Excerpt from a dataset
□ □ □ □

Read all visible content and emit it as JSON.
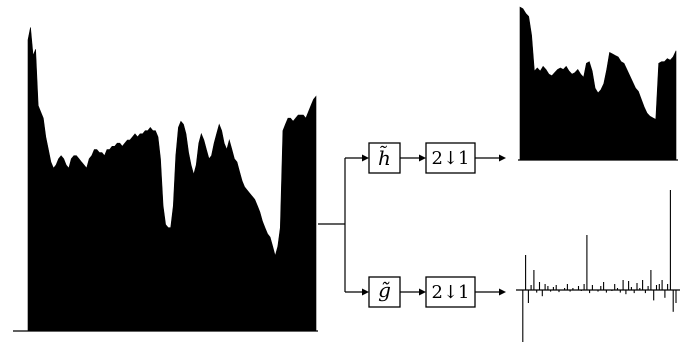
{
  "diagram": {
    "type": "wavelet-filter-bank-analysis",
    "colors": {
      "ink": "#000000",
      "background": "#ffffff"
    },
    "blocks": {
      "lowpass_filter": {
        "label": "h̃"
      },
      "highpass_filter": {
        "label": "g̃"
      },
      "downsample_top": {
        "label": "2↓1"
      },
      "downsample_bottom": {
        "label": "2↓1"
      }
    },
    "signals": {
      "input": {
        "values": [
          0.93,
          0.97,
          0.88,
          0.9,
          0.72,
          0.7,
          0.68,
          0.62,
          0.58,
          0.54,
          0.52,
          0.53,
          0.55,
          0.56,
          0.55,
          0.53,
          0.52,
          0.55,
          0.56,
          0.56,
          0.55,
          0.54,
          0.53,
          0.52,
          0.55,
          0.56,
          0.58,
          0.58,
          0.57,
          0.57,
          0.56,
          0.58,
          0.58,
          0.59,
          0.59,
          0.6,
          0.6,
          0.59,
          0.6,
          0.61,
          0.61,
          0.62,
          0.63,
          0.62,
          0.63,
          0.63,
          0.64,
          0.64,
          0.65,
          0.64,
          0.64,
          0.62,
          0.55,
          0.4,
          0.34,
          0.33,
          0.33,
          0.4,
          0.56,
          0.65,
          0.67,
          0.66,
          0.63,
          0.57,
          0.53,
          0.5,
          0.53,
          0.6,
          0.63,
          0.61,
          0.58,
          0.55,
          0.56,
          0.6,
          0.63,
          0.66,
          0.64,
          0.6,
          0.58,
          0.61,
          0.58,
          0.55,
          0.54,
          0.51,
          0.48,
          0.46,
          0.45,
          0.44,
          0.43,
          0.42,
          0.4,
          0.38,
          0.35,
          0.33,
          0.31,
          0.3,
          0.27,
          0.24,
          0.27,
          0.33,
          0.64,
          0.66,
          0.68,
          0.68,
          0.67,
          0.68,
          0.69,
          0.69,
          0.69,
          0.68,
          0.7,
          0.72,
          0.74,
          0.75
        ],
        "baseline": 0.03
      },
      "approximation": {
        "values": [
          0.98,
          0.97,
          0.94,
          0.92,
          0.8,
          0.57,
          0.59,
          0.57,
          0.6,
          0.58,
          0.55,
          0.54,
          0.56,
          0.58,
          0.59,
          0.58,
          0.6,
          0.57,
          0.55,
          0.56,
          0.58,
          0.55,
          0.53,
          0.62,
          0.63,
          0.57,
          0.46,
          0.43,
          0.45,
          0.49,
          0.58,
          0.69,
          0.68,
          0.67,
          0.66,
          0.63,
          0.62,
          0.58,
          0.54,
          0.5,
          0.46,
          0.44,
          0.39,
          0.34,
          0.3,
          0.28,
          0.27,
          0.26,
          0.62,
          0.63,
          0.63,
          0.65,
          0.64,
          0.66,
          0.7
        ]
      },
      "detail": {
        "values": [
          0.0,
          -1.0,
          0.35,
          -0.25,
          0.05,
          0.2,
          -0.05,
          0.08,
          -0.12,
          0.06,
          0.04,
          -0.03,
          0.03,
          0.05,
          -0.04,
          0.0,
          0.02,
          0.06,
          -0.03,
          0.02,
          0.0,
          0.04,
          -0.02,
          0.06,
          0.55,
          -0.06,
          0.05,
          0.0,
          -0.03,
          0.04,
          0.08,
          -0.05,
          0.0,
          -0.02,
          0.06,
          0.02,
          -0.05,
          0.1,
          -0.08,
          0.09,
          0.03,
          -0.06,
          0.07,
          0.02,
          0.1,
          -0.06,
          0.04,
          0.2,
          -0.2,
          0.05,
          0.06,
          0.1,
          -0.15,
          0.06,
          1.0,
          -0.42,
          -0.25
        ]
      }
    }
  }
}
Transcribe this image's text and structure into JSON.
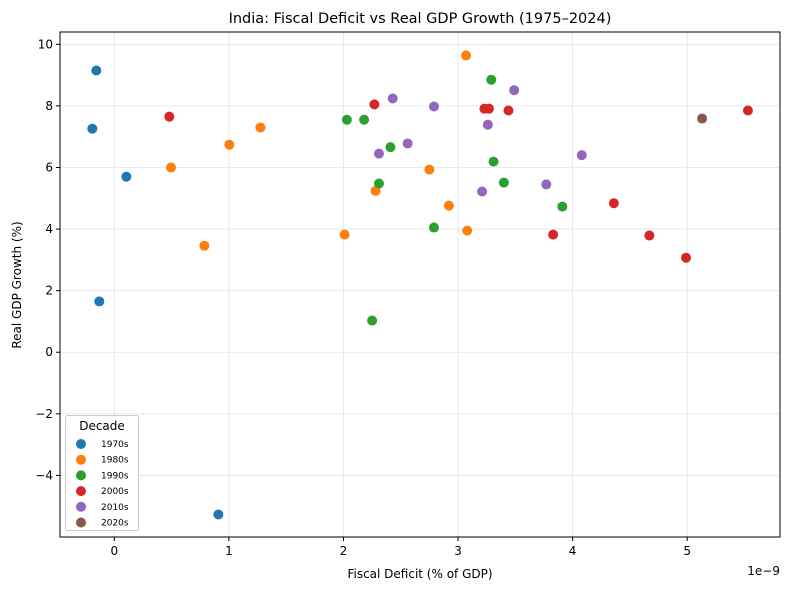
{
  "chart_data": {
    "type": "scatter",
    "title": "India: Fiscal Deficit vs Real GDP Growth (1975–2024)",
    "xlabel": "Fiscal Deficit (% of GDP)",
    "ylabel": "Real GDP Growth (%)",
    "x_offset_label": "1e−9",
    "xlim": [
      -0.474,
      5.81
    ],
    "ylim": [
      -6.0,
      10.4
    ],
    "xticks": [
      0,
      1,
      2,
      3,
      4,
      5
    ],
    "xtick_labels": [
      "0",
      "1",
      "2",
      "3",
      "4",
      "5"
    ],
    "yticks": [
      -4,
      -2,
      0,
      2,
      4,
      6,
      8,
      10
    ],
    "ytick_labels": [
      "−4",
      "−2",
      "0",
      "2",
      "4",
      "6",
      "8",
      "10"
    ],
    "grid": true,
    "legend": {
      "title": "Decade",
      "placement": "lower-left"
    },
    "series": [
      {
        "name": "1970s",
        "color": "#1f77b4",
        "points": [
          [
            -0.157,
            9.15
          ],
          [
            -0.192,
            7.26
          ],
          [
            0.105,
            5.7
          ],
          [
            -0.131,
            1.65
          ],
          [
            0.908,
            -5.27
          ]
        ]
      },
      {
        "name": "1980s",
        "color": "#ff7f0e",
        "points": [
          [
            0.495,
            6.0
          ],
          [
            1.004,
            6.74
          ],
          [
            1.275,
            7.3
          ],
          [
            0.786,
            3.46
          ],
          [
            2.28,
            5.24
          ],
          [
            2.01,
            3.82
          ],
          [
            3.07,
            9.64
          ],
          [
            2.75,
            5.93
          ],
          [
            2.92,
            4.76
          ],
          [
            3.08,
            3.95
          ]
        ]
      },
      {
        "name": "1990s",
        "color": "#2ca02c",
        "points": [
          [
            2.03,
            7.55
          ],
          [
            2.18,
            7.55
          ],
          [
            2.41,
            6.66
          ],
          [
            2.31,
            5.48
          ],
          [
            2.25,
            1.03
          ],
          [
            3.29,
            8.85
          ],
          [
            3.31,
            6.19
          ],
          [
            3.4,
            5.51
          ],
          [
            3.91,
            4.73
          ],
          [
            2.79,
            4.05
          ]
        ]
      },
      {
        "name": "2000s",
        "color": "#d62728",
        "points": [
          [
            0.48,
            7.65
          ],
          [
            2.27,
            8.05
          ],
          [
            3.23,
            7.91
          ],
          [
            3.27,
            7.91
          ],
          [
            3.44,
            7.85
          ],
          [
            5.53,
            7.85
          ],
          [
            4.36,
            4.84
          ],
          [
            3.83,
            3.82
          ],
          [
            4.67,
            3.79
          ],
          [
            4.99,
            3.07
          ]
        ]
      },
      {
        "name": "2010s",
        "color": "#9467bd",
        "points": [
          [
            2.43,
            8.24
          ],
          [
            2.31,
            6.45
          ],
          [
            3.49,
            8.51
          ],
          [
            2.79,
            7.98
          ],
          [
            3.26,
            7.39
          ],
          [
            2.56,
            6.78
          ],
          [
            4.08,
            6.4
          ],
          [
            3.77,
            5.45
          ],
          [
            3.21,
            5.22
          ]
        ]
      },
      {
        "name": "2020s",
        "color": "#8c564b",
        "points": [
          [
            5.13,
            7.59
          ]
        ]
      }
    ]
  }
}
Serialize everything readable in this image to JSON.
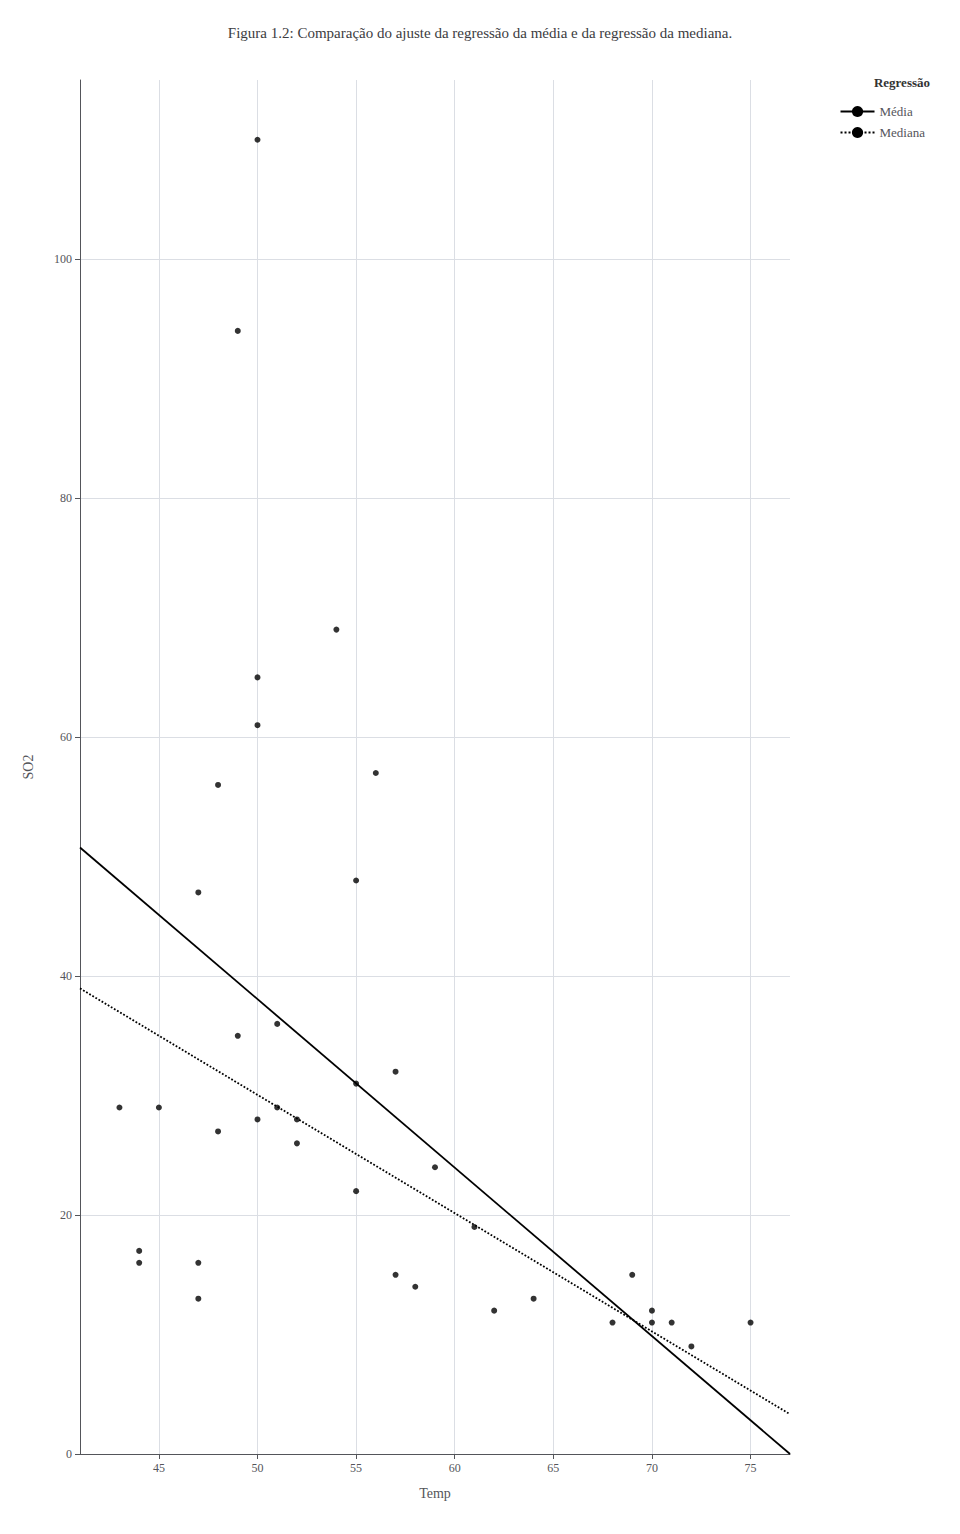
{
  "chart_data": {
    "type": "scatter",
    "title": "Figura 1.2: Comparação do ajuste da regressão da média e da regressão da mediana.",
    "xlabel": "Temp",
    "ylabel": "SO2",
    "xlim": [
      41,
      77
    ],
    "ylim": [
      0,
      115
    ],
    "xticks": [
      45,
      50,
      55,
      60,
      65,
      70,
      75
    ],
    "yticks": [
      0,
      20,
      40,
      60,
      80,
      100
    ],
    "grid": true,
    "legend": "right",
    "legend_title": "Regressão",
    "series": [
      {
        "type": "scatter",
        "color": "#000000",
        "marker": "circle",
        "x": [
          43,
          44,
          44,
          45,
          47,
          47,
          47,
          48,
          48,
          49,
          49,
          50,
          50,
          50,
          50,
          51,
          51,
          52,
          52,
          54,
          55,
          55,
          55,
          56,
          57,
          57,
          58,
          59,
          61,
          62,
          64,
          68,
          69,
          70,
          70,
          71,
          72,
          75
        ],
        "values": [
          29,
          16,
          17,
          29,
          47,
          16,
          13,
          56,
          27,
          94,
          35,
          110,
          61,
          65,
          28,
          36,
          29,
          28,
          26,
          69,
          48,
          31,
          22,
          57,
          32,
          15,
          14,
          24,
          19,
          12,
          13,
          11,
          15,
          11,
          12,
          11,
          9,
          11
        ]
      },
      {
        "name": "Média",
        "type": "line",
        "color": "#000000",
        "line_style": "solid",
        "x": [
          41,
          77
        ],
        "values": [
          50.76,
          0
        ]
      },
      {
        "name": "Mediana",
        "type": "line",
        "color": "#000000",
        "line_style": "dotted",
        "x": [
          41,
          77
        ],
        "values": [
          38.97,
          3.33
        ]
      }
    ]
  }
}
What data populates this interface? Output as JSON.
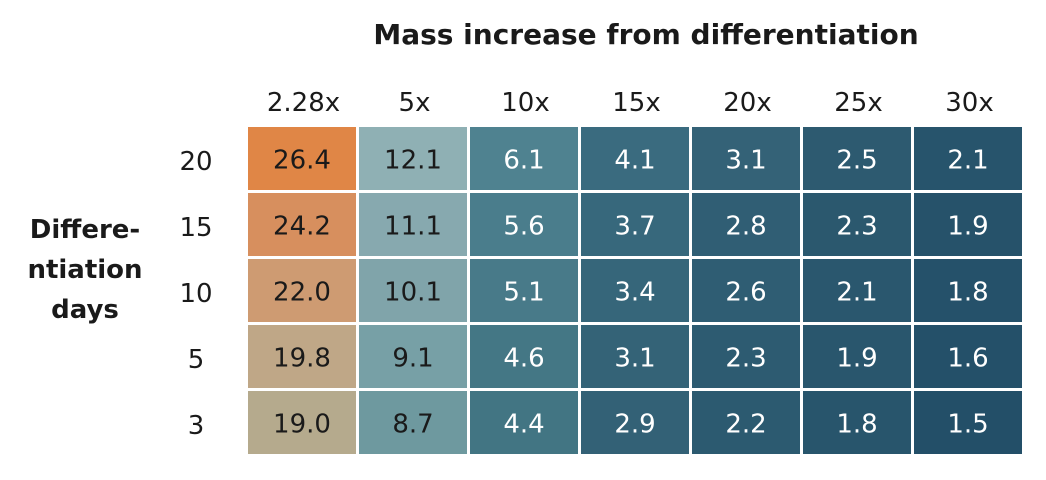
{
  "chart_data": {
    "type": "heatmap",
    "title": "Mass increase from differentiation",
    "ylabel": [
      "Differe-",
      "ntiation",
      "days"
    ],
    "x": [
      "2.28x",
      "5x",
      "10x",
      "15x",
      "20x",
      "25x",
      "30x"
    ],
    "y": [
      "20",
      "15",
      "10",
      "5",
      "3"
    ],
    "values": [
      [
        "26.4",
        "12.1",
        "6.1",
        "4.1",
        "3.1",
        "2.5",
        "2.1"
      ],
      [
        "24.2",
        "11.1",
        "5.6",
        "3.7",
        "2.8",
        "2.3",
        "1.9"
      ],
      [
        "22.0",
        "10.1",
        "5.1",
        "3.4",
        "2.6",
        "2.1",
        "1.8"
      ],
      [
        "19.8",
        "9.1",
        "4.6",
        "3.1",
        "2.3",
        "1.9",
        "1.6"
      ],
      [
        "19.0",
        "8.7",
        "4.4",
        "2.9",
        "2.2",
        "1.8",
        "1.5"
      ]
    ],
    "colors": [
      [
        "#E08646",
        "#8FB0B4",
        "#4F8290",
        "#3A6B7F",
        "#346277",
        "#2D5A70",
        "#27546C"
      ],
      [
        "#D78F5E",
        "#87A9AF",
        "#4A7D8C",
        "#37687C",
        "#305E74",
        "#2B586E",
        "#26526A"
      ],
      [
        "#CE9B72",
        "#80A4AA",
        "#487A89",
        "#36667A",
        "#2F5D73",
        "#2A576E",
        "#25516A"
      ],
      [
        "#BFA787",
        "#77A0A6",
        "#447785",
        "#346377",
        "#2D5B71",
        "#29566D",
        "#245069"
      ],
      [
        "#B5AA8D",
        "#6E999F",
        "#427583",
        "#336176",
        "#2C5A70",
        "#28556C",
        "#234F68"
      ]
    ],
    "text_colors": [
      [
        "#1a1a1a",
        "#1a1a1a",
        "#ffffff",
        "#ffffff",
        "#ffffff",
        "#ffffff",
        "#ffffff"
      ],
      [
        "#1a1a1a",
        "#1a1a1a",
        "#ffffff",
        "#ffffff",
        "#ffffff",
        "#ffffff",
        "#ffffff"
      ],
      [
        "#1a1a1a",
        "#1a1a1a",
        "#ffffff",
        "#ffffff",
        "#ffffff",
        "#ffffff",
        "#ffffff"
      ],
      [
        "#1a1a1a",
        "#1a1a1a",
        "#ffffff",
        "#ffffff",
        "#ffffff",
        "#ffffff",
        "#ffffff"
      ],
      [
        "#1a1a1a",
        "#1a1a1a",
        "#ffffff",
        "#ffffff",
        "#ffffff",
        "#ffffff",
        "#ffffff"
      ]
    ]
  }
}
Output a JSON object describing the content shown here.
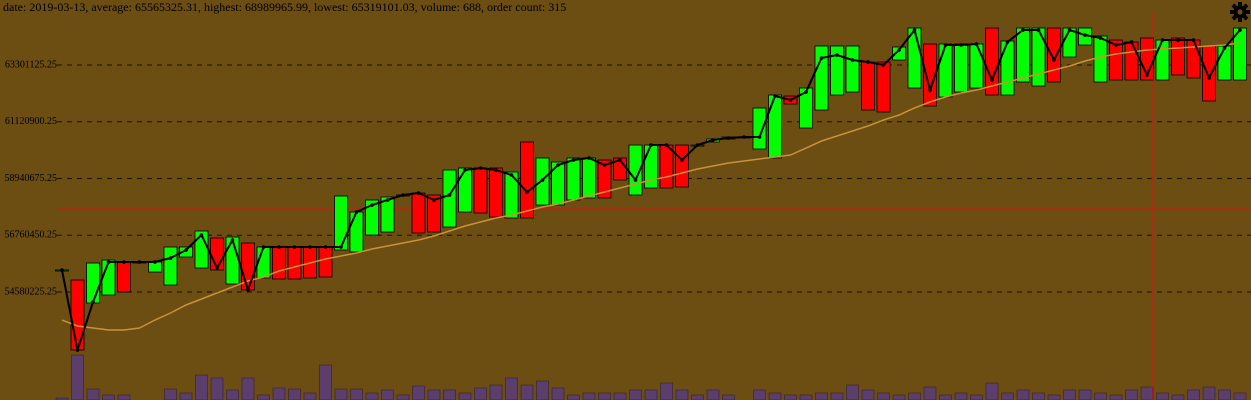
{
  "chart_data": {
    "type": "candlestick",
    "info": "date: 2019-03-13, average: 65565325.31, highest: 68989965.99, lowest: 65319101.03, volume: 688, order count: 315",
    "rise_color": "#00ff00",
    "fall_color": "#ff0000",
    "open": [
      55425000,
      55041000,
      54157000,
      54465000,
      55733000,
      55733000,
      55348000,
      54849000,
      55925000,
      55502000,
      56655000,
      54887000,
      56463000,
      55118000,
      56309000,
      56309000,
      56309000,
      56309000,
      56194000,
      56117000,
      56770000,
      56885000,
      58307000,
      58383000,
      58307000,
      57077000,
      57653000,
      59344000,
      59344000,
      57423000,
      60343000,
      57922000,
      57922000,
      58115000,
      58191000,
      59651000,
      59728000,
      58307000,
      58576000,
      60227000,
      60227000,
      60227000,
      60343000,
      60458000,
      60535000,
      60074000,
      59728000,
      62110000,
      60881000,
      61572000,
      62148000,
      62264000,
      63416000,
      63416000,
      63493000,
      62417000,
      64108000,
      62072000,
      62264000,
      62417000,
      64722000,
      62148000,
      62648000,
      62494000,
      64722000,
      63608000,
      64069000,
      62648000,
      64261000,
      64185000,
      64338000,
      62725000,
      64338000,
      64261000,
      64031000,
      62725000,
      62725000
    ],
    "close": [
      55425000,
      52352000,
      55694000,
      55809000,
      54580000,
      55733000,
      55733000,
      56309000,
      56309000,
      56924000,
      55425000,
      56693000,
      54657000,
      56309000,
      55079000,
      55079000,
      55118000,
      55156000,
      58268000,
      57653000,
      58115000,
      58230000,
      58307000,
      56847000,
      56885000,
      59267000,
      59344000,
      57615000,
      57461000,
      59190000,
      57423000,
      59728000,
      59574000,
      59728000,
      59728000,
      58191000,
      58883000,
      60227000,
      60227000,
      58576000,
      58614000,
      60227000,
      60458000,
      60535000,
      60535000,
      61649000,
      62148000,
      61803000,
      62417000,
      64031000,
      64031000,
      64031000,
      61572000,
      61495000,
      63992000,
      64722000,
      61726000,
      64108000,
      64108000,
      64108000,
      62148000,
      64223000,
      64722000,
      64722000,
      62648000,
      64722000,
      64722000,
      64415000,
      62725000,
      62725000,
      62725000,
      64261000,
      62917000,
      62802000,
      61918000,
      64031000,
      64722000
    ],
    "average_line": {
      "color": "#000000",
      "values": [
        55425000,
        52352000,
        54196000,
        55733000,
        55733000,
        55733000,
        55733000,
        55886000,
        56194000,
        56770000,
        55502000,
        56578000,
        54657000,
        56309000,
        56309000,
        56309000,
        56309000,
        56309000,
        56309000,
        57653000,
        57922000,
        58115000,
        58307000,
        58383000,
        58115000,
        58307000,
        59267000,
        59344000,
        59267000,
        59075000,
        58422000,
        58883000,
        59459000,
        59651000,
        59728000,
        59459000,
        59651000,
        58883000,
        60227000,
        60227000,
        59651000,
        60227000,
        60420000,
        60496000,
        60535000,
        60535000,
        62110000,
        61956000,
        62264000,
        63570000,
        63685000,
        63493000,
        63416000,
        63301000,
        63877000,
        64646000,
        62340000,
        64069000,
        64069000,
        64108000,
        62725000,
        64185000,
        64646000,
        64646000,
        63493000,
        64646000,
        64453000,
        64338000,
        64069000,
        64185000,
        62917000,
        64261000,
        64261000,
        64261000,
        62802000,
        63954000,
        64646000
      ]
    },
    "moving_average": {
      "color": "#c8923a",
      "values": [
        53504000,
        53274000,
        53197000,
        53120000,
        53120000,
        53197000,
        53504000,
        53773000,
        54081000,
        54311000,
        54542000,
        54772000,
        55003000,
        55156000,
        55387000,
        55541000,
        55694000,
        55848000,
        55963000,
        56078000,
        56232000,
        56347000,
        56463000,
        56578000,
        56731000,
        56924000,
        57116000,
        57269000,
        57423000,
        57538000,
        57692000,
        57846000,
        57961000,
        58115000,
        58268000,
        58422000,
        58576000,
        58729000,
        58883000,
        58998000,
        59152000,
        59305000,
        59421000,
        59536000,
        59613000,
        59690000,
        59766000,
        59843000,
        60112000,
        60381000,
        60573000,
        60765000,
        60957000,
        61188000,
        61380000,
        61649000,
        61879000,
        62072000,
        62225000,
        62340000,
        62494000,
        62648000,
        62802000,
        62955000,
        63109000,
        63262000,
        63455000,
        63608000,
        63723000,
        63800000,
        63877000,
        63916000,
        63954000,
        63992000,
        64031000,
        64069000,
        64146000
      ]
    },
    "volume": {
      "color": "#5b3e6c",
      "values": [
        106,
        2385,
        583,
        265,
        265,
        0,
        0,
        583,
        371,
        1325,
        1166,
        530,
        1166,
        265,
        636,
        583,
        371,
        1855,
        583,
        583,
        371,
        530,
        265,
        742,
        530,
        530,
        371,
        636,
        795,
        1166,
        795,
        1007,
        636,
        265,
        371,
        371,
        371,
        530,
        530,
        901,
        530,
        265,
        530,
        265,
        0,
        530,
        371,
        265,
        265,
        371,
        371,
        795,
        530,
        371,
        265,
        371,
        688,
        265,
        371,
        265,
        901,
        371,
        530,
        371,
        265,
        530,
        530,
        371,
        265,
        530,
        688,
        371,
        265,
        530,
        688,
        530,
        371
      ]
    },
    "ylim": [
      50431081,
      65798281
    ],
    "yticks": [
      54580225.25,
      56760450.25,
      58940675.25,
      61120900.25,
      63301125.25
    ],
    "y2lim": [
      0,
      5300
    ],
    "grid": true
  }
}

□ □ □ □

Tally the lines of the listing that include "type". Reply with nothing but the count.

8